** BEGIN Task data **

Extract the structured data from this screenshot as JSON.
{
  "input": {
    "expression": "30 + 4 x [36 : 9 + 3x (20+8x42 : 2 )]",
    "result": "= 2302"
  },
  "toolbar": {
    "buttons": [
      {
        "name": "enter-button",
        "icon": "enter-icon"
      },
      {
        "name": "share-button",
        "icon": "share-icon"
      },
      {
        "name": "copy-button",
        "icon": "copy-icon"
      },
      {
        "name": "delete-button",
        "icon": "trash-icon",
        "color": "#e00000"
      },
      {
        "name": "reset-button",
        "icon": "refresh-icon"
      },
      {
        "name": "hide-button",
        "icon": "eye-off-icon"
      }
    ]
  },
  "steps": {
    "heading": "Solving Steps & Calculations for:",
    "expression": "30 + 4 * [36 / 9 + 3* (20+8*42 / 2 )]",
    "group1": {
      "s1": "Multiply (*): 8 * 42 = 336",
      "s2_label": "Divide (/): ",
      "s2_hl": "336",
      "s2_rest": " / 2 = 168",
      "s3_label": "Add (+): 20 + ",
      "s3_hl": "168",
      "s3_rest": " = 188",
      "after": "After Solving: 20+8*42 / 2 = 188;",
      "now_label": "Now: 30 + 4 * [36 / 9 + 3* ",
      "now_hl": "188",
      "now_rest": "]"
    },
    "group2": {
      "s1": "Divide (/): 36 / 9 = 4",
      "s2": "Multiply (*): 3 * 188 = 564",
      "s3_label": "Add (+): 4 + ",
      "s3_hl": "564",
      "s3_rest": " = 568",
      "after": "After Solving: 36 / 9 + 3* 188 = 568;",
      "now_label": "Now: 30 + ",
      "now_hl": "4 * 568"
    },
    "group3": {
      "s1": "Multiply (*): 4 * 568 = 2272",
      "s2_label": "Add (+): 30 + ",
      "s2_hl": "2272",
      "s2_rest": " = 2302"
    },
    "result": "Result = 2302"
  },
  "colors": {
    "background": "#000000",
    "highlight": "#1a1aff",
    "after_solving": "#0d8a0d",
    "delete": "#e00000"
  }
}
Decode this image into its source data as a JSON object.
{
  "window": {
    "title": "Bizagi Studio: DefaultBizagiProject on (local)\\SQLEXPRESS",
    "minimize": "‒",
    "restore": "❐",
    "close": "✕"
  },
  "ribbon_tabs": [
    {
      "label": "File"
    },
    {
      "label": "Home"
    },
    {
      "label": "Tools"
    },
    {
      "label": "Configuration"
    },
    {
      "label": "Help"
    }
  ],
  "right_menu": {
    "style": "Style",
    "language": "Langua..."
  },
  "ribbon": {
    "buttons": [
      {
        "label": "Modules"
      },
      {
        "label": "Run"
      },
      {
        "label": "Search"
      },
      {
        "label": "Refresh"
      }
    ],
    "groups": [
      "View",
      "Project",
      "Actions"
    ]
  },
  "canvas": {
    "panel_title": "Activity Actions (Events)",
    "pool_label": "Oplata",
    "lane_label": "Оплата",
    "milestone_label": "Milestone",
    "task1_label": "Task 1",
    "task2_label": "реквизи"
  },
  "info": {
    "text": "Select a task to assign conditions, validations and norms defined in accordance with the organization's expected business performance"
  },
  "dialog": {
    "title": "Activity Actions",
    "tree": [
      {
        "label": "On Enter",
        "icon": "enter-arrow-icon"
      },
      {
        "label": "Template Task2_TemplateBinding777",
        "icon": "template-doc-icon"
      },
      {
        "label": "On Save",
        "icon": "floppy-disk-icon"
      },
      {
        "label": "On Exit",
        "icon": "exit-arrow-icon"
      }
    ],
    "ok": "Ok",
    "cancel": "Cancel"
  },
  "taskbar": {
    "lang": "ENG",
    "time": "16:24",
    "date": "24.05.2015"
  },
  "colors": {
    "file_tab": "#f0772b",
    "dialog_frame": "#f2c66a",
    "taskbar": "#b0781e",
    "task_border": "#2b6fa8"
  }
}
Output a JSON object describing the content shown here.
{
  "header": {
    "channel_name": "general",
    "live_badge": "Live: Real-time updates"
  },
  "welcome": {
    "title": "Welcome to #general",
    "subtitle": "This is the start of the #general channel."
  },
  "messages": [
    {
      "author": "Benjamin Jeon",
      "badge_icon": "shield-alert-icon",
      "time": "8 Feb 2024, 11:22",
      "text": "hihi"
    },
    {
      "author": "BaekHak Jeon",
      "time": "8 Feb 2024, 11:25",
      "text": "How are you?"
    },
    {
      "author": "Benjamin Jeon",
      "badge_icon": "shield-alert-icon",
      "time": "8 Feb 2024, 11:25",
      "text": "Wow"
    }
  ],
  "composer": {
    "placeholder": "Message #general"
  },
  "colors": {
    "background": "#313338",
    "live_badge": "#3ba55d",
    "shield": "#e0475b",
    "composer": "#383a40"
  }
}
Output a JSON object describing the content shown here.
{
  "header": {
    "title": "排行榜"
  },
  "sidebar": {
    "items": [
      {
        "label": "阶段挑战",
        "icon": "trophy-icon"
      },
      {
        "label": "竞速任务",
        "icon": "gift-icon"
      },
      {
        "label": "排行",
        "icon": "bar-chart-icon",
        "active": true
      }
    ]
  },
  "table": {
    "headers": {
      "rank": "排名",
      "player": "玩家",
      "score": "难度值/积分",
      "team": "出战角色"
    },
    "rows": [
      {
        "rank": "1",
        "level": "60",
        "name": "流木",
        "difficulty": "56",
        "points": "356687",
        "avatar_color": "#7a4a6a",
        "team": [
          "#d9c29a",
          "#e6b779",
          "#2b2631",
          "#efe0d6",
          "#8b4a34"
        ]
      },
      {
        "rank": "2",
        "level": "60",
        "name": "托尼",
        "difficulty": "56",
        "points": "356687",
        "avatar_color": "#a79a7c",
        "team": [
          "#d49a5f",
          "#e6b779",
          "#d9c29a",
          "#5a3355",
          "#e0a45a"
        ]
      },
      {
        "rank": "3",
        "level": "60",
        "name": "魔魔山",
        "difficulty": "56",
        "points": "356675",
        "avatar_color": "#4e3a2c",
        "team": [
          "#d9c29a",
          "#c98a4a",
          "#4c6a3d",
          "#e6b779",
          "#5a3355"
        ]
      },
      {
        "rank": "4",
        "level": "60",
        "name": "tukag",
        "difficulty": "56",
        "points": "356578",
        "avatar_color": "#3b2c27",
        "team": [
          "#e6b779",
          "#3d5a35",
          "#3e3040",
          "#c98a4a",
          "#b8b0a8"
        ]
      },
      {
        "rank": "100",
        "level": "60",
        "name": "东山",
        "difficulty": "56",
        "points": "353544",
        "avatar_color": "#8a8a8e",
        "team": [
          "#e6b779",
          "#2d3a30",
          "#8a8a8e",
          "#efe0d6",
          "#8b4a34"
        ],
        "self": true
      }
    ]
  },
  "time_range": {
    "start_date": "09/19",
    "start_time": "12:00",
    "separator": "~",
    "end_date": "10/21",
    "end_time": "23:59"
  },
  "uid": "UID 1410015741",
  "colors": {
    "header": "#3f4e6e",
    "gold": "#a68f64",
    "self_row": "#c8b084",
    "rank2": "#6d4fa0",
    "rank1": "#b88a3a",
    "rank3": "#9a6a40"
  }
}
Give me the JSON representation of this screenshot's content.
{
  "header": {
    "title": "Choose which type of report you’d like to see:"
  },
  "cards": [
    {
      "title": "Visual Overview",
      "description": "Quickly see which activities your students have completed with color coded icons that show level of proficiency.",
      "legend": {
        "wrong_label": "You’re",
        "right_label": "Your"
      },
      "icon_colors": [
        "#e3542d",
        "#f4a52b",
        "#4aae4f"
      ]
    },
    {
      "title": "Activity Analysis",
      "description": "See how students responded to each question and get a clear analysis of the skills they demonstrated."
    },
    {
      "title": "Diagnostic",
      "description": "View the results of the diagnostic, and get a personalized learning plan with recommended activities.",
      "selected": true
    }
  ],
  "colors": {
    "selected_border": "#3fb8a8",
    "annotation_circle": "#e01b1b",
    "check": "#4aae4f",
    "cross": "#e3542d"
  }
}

** END Task data **

Directive | Extract every line of the records above that contains the word "text".

Solved problem |
    "text": "Select a task to assign conditions, validations and norms defined in accordance with the organization's expected business performance"
      "text": "hihi"
      "text": "How are you?"
      "text": "Wow"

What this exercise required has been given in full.